### [Description of the task]
Restate every entry word for word.
____
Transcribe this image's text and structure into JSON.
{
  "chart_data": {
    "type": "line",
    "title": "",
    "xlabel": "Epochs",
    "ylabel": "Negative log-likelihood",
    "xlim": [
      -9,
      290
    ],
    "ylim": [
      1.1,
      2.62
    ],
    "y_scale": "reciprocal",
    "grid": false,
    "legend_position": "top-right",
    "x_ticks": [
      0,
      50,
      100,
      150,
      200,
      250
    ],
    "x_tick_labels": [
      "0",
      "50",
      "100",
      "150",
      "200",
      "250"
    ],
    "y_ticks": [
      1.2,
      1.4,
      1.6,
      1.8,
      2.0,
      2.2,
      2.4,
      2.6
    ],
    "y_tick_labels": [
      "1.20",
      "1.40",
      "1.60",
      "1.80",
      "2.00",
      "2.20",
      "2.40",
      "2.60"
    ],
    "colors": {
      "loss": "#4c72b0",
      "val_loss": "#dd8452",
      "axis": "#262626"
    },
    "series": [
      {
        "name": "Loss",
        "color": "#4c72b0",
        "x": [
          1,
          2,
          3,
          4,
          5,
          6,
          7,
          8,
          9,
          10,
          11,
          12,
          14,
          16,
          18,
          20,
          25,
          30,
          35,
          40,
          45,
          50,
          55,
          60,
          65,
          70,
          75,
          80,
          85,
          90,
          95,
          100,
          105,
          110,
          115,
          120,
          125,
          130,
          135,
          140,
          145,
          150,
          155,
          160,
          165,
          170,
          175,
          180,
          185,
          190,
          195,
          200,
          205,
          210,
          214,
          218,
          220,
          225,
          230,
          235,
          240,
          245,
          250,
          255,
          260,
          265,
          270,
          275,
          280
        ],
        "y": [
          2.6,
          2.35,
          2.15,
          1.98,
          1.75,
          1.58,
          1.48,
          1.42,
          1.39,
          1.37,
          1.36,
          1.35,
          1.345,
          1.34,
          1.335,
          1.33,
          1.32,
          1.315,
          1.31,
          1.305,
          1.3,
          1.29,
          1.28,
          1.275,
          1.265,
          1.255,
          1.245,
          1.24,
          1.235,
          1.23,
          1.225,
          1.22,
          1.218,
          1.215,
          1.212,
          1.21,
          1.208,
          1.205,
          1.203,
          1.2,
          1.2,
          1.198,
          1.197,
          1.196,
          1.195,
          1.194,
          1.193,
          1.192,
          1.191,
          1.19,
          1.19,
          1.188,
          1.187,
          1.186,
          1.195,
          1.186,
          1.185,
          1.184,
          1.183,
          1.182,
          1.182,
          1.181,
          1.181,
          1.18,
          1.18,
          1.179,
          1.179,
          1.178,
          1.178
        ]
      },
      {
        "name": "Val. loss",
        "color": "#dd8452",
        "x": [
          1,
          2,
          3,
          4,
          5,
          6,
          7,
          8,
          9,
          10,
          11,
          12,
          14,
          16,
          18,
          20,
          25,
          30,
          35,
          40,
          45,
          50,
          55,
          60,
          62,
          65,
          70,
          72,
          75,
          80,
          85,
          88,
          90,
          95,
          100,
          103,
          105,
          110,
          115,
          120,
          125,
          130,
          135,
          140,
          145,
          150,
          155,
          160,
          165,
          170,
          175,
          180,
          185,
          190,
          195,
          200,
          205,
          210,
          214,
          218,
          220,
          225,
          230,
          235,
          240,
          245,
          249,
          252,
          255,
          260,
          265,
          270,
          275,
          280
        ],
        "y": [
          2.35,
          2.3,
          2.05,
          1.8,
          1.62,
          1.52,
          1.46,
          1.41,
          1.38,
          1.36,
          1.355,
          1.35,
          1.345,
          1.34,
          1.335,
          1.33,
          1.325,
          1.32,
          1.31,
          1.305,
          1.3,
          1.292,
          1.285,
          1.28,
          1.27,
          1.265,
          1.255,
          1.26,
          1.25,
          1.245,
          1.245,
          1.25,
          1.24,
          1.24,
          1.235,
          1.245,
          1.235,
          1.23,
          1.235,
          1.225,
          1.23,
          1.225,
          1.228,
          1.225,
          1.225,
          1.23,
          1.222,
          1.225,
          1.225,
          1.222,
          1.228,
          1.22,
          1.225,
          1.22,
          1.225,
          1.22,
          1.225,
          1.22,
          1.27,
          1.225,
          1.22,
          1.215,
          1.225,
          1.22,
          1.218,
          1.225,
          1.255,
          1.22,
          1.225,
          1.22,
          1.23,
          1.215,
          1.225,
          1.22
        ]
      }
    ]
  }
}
____
### [Worked answer]
Transcribe this image's text and structure into JSON.
{
  "chart_data": {
    "type": "line",
    "title": "",
    "xlabel": "Epochs",
    "ylabel": "Negative log-likelihood",
    "xlim": [
      -9,
      290
    ],
    "ylim": [
      1.1,
      2.62
    ],
    "y_scale": "reciprocal",
    "grid": false,
    "legend_position": "top-right",
    "x_ticks": [
      0,
      50,
      100,
      150,
      200,
      250
    ],
    "x_tick_labels": [
      "0",
      "50",
      "100",
      "150",
      "200",
      "250"
    ],
    "y_ticks": [
      1.2,
      1.4,
      1.6,
      1.8,
      2.0,
      2.2,
      2.4,
      2.6
    ],
    "y_tick_labels": [
      "1.20",
      "1.40",
      "1.60",
      "1.80",
      "2.00",
      "2.20",
      "2.40",
      "2.60"
    ],
    "colors": {
      "loss": "#4c72b0",
      "val_loss": "#dd8452",
      "axis": "#262626"
    },
    "series": [
      {
        "name": "Loss",
        "color": "#4c72b0",
        "x": [
          1,
          2,
          3,
          4,
          5,
          6,
          7,
          8,
          9,
          10,
          11,
          12,
          14,
          16,
          18,
          20,
          25,
          30,
          35,
          40,
          45,
          50,
          55,
          60,
          65,
          70,
          75,
          80,
          85,
          90,
          95,
          100,
          105,
          110,
          115,
          120,
          125,
          130,
          135,
          140,
          145,
          150,
          155,
          160,
          165,
          170,
          175,
          180,
          185,
          190,
          195,
          200,
          205,
          210,
          214,
          218,
          220,
          225,
          230,
          235,
          240,
          245,
          250,
          255,
          260,
          265,
          270,
          275,
          280
        ],
        "y": [
          2.6,
          2.35,
          2.15,
          1.98,
          1.75,
          1.58,
          1.48,
          1.42,
          1.39,
          1.37,
          1.36,
          1.35,
          1.345,
          1.34,
          1.335,
          1.33,
          1.32,
          1.315,
          1.31,
          1.305,
          1.3,
          1.29,
          1.28,
          1.275,
          1.265,
          1.255,
          1.245,
          1.24,
          1.235,
          1.23,
          1.225,
          1.22,
          1.218,
          1.215,
          1.212,
          1.21,
          1.208,
          1.205,
          1.203,
          1.2,
          1.2,
          1.198,
          1.197,
          1.196,
          1.195,
          1.194,
          1.193,
          1.192,
          1.191,
          1.19,
          1.19,
          1.188,
          1.187,
          1.186,
          1.195,
          1.186,
          1.185,
          1.184,
          1.183,
          1.182,
          1.182,
          1.181,
          1.181,
          1.18,
          1.18,
          1.179,
          1.179,
          1.178,
          1.178
        ]
      },
      {
        "name": "Val. loss",
        "color": "#dd8452",
        "x": [
          1,
          2,
          3,
          4,
          5,
          6,
          7,
          8,
          9,
          10,
          11,
          12,
          14,
          16,
          18,
          20,
          25,
          30,
          35,
          40,
          45,
          50,
          55,
          60,
          62,
          65,
          70,
          72,
          75,
          80,
          85,
          88,
          90,
          95,
          100,
          103,
          105,
          110,
          115,
          120,
          125,
          130,
          135,
          140,
          145,
          150,
          155,
          160,
          165,
          170,
          175,
          180,
          185,
          190,
          195,
          200,
          205,
          210,
          214,
          218,
          220,
          225,
          230,
          235,
          240,
          245,
          249,
          252,
          255,
          260,
          265,
          270,
          275,
          280
        ],
        "y": [
          2.35,
          2.3,
          2.05,
          1.8,
          1.62,
          1.52,
          1.46,
          1.41,
          1.38,
          1.36,
          1.355,
          1.35,
          1.345,
          1.34,
          1.335,
          1.33,
          1.325,
          1.32,
          1.31,
          1.305,
          1.3,
          1.292,
          1.285,
          1.28,
          1.27,
          1.265,
          1.255,
          1.26,
          1.25,
          1.245,
          1.245,
          1.25,
          1.24,
          1.24,
          1.235,
          1.245,
          1.235,
          1.23,
          1.235,
          1.225,
          1.23,
          1.225,
          1.228,
          1.225,
          1.225,
          1.23,
          1.222,
          1.225,
          1.225,
          1.222,
          1.228,
          1.22,
          1.225,
          1.22,
          1.225,
          1.22,
          1.225,
          1.22,
          1.27,
          1.225,
          1.22,
          1.215,
          1.225,
          1.22,
          1.218,
          1.225,
          1.255,
          1.22,
          1.225,
          1.22,
          1.23,
          1.215,
          1.225,
          1.22
        ]
      }
    ]
  }
}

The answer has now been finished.